[Dataset entries]
╭──
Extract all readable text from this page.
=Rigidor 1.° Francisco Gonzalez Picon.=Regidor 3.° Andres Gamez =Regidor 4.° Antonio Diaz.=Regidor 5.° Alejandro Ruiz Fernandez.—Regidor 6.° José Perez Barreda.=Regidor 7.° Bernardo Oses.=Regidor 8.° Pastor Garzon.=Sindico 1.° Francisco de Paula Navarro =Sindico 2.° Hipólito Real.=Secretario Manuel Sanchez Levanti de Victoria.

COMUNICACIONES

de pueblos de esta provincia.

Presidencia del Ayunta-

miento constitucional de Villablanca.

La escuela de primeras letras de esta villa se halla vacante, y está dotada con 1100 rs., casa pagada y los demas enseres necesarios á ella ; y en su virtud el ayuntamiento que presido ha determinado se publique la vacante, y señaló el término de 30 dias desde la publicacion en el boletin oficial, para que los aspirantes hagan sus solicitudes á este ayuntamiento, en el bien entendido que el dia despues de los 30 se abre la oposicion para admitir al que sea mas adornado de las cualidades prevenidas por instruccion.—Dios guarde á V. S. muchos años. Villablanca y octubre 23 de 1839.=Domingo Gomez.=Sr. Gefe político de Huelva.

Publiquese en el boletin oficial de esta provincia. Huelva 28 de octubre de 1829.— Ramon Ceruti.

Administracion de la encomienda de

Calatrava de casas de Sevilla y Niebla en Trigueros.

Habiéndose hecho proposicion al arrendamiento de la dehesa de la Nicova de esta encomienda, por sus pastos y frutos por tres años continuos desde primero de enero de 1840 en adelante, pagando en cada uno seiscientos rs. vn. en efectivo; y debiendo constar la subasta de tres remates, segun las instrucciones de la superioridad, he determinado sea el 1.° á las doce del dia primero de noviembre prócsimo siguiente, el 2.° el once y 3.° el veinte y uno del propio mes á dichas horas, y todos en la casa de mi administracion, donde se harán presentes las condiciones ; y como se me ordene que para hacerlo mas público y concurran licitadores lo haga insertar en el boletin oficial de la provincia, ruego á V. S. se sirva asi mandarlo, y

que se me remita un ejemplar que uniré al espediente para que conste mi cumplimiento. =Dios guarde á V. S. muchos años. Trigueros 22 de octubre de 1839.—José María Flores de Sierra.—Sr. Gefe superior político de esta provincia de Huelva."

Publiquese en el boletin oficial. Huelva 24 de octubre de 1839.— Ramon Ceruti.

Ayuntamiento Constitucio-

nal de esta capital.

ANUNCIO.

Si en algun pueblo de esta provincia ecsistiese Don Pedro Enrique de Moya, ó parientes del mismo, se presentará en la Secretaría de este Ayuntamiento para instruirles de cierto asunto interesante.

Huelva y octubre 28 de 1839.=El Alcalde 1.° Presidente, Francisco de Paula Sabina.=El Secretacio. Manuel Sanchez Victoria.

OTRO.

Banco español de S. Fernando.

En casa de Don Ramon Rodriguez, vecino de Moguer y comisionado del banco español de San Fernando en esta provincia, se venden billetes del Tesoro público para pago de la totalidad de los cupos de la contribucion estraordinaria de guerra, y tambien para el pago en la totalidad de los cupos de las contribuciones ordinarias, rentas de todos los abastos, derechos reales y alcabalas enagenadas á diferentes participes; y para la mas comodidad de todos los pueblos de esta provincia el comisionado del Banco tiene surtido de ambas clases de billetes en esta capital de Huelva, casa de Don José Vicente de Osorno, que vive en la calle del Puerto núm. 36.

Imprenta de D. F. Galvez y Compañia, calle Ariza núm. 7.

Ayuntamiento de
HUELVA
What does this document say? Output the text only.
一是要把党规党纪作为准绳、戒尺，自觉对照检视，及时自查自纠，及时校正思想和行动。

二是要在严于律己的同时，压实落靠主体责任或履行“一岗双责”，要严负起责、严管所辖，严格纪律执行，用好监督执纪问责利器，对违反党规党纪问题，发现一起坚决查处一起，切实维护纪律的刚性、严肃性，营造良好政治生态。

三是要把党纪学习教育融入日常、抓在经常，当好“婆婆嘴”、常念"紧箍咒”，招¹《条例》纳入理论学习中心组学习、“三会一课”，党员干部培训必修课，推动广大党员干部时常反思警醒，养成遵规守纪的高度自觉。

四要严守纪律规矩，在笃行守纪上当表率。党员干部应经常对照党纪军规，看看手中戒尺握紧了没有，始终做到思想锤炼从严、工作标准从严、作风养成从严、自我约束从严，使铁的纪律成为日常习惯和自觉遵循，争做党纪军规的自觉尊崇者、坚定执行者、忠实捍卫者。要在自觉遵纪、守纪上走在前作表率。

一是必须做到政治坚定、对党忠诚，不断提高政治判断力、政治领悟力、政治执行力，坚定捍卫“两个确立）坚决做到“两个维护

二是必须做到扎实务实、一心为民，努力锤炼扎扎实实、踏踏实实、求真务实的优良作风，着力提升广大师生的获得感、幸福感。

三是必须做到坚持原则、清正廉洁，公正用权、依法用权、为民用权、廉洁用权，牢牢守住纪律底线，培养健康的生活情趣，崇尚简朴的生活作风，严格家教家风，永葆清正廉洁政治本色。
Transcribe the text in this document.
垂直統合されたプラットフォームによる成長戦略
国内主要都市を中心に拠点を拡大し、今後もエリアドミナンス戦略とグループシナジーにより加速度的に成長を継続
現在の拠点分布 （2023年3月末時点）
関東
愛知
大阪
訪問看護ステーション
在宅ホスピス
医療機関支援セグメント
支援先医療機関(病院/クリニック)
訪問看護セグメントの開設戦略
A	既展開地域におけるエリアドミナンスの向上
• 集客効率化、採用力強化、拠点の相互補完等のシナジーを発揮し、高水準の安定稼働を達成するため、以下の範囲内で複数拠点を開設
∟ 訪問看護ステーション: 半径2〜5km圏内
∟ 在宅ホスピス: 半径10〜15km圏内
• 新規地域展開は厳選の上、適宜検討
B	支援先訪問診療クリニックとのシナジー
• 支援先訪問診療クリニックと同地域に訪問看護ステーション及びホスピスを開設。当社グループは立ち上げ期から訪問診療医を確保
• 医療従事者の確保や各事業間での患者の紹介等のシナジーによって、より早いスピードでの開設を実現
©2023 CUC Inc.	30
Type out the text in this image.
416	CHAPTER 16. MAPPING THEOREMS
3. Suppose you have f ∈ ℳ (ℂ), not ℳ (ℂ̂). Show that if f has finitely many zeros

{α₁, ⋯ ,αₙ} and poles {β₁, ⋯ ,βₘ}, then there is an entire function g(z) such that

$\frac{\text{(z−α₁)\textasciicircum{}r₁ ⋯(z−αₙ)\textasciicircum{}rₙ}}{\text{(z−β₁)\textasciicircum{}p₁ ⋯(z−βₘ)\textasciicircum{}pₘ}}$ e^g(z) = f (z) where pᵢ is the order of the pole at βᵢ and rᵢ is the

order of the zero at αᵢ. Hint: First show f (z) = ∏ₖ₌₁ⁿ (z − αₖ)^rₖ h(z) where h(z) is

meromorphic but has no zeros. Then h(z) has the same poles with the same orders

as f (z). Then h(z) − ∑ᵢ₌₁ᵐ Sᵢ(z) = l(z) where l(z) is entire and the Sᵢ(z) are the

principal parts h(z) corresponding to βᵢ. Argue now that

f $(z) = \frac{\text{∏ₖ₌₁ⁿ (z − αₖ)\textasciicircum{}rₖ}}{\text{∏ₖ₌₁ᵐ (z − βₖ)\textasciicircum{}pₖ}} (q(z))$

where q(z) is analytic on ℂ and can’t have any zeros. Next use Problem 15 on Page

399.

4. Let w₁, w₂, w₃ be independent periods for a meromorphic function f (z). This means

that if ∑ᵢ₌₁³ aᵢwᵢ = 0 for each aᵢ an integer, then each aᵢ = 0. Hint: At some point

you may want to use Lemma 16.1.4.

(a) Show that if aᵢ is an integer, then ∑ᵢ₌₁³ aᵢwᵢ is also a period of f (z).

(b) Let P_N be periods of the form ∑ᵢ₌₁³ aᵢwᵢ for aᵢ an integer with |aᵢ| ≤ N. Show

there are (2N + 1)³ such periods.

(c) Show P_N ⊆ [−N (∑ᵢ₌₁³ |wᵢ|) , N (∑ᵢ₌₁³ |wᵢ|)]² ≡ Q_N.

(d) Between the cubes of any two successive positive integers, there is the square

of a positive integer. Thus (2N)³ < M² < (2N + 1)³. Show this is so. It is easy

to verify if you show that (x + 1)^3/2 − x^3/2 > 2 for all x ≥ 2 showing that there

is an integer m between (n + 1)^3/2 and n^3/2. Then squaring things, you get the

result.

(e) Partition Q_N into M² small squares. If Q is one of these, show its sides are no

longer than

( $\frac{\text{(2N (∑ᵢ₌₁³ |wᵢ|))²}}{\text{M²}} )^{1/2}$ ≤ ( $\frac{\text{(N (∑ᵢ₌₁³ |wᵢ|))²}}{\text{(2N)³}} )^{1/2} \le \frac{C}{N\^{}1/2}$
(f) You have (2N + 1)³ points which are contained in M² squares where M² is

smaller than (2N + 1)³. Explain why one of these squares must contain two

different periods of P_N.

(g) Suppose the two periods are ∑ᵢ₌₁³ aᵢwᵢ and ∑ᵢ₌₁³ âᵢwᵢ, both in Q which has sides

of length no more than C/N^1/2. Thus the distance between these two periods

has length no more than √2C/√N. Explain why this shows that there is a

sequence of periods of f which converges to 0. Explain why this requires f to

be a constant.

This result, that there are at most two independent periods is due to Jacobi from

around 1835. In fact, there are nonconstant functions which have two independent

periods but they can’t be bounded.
╰──
### WHAT YOU WILL DO
Gather each line of the listing containing the word "capital" and show it.

### SOLUTION TO THE PROBLEM
nal de esta capital.
En casa de Don Ramon Rodriguez, vecino de Moguer y comisionado del banco español de San Fernando en esta provincia, se venden billetes del Tesoro público para pago de la totalidad de los cupos de la contribucion estraordinaria de guerra, y tambien para el pago en la totalidad de los cupos de las contribuciones ordinarias, rentas de todos los abastos, derechos reales y alcabalas enagenadas á diferentes participes; y para la mas comodidad de todos los pueblos de esta provincia el comisionado del Banco tiene surtido de ambas clases de billetes en esta capital de Huelva, casa de Don José Vicente de Osorno, que vive en la calle del Puerto núm. 36.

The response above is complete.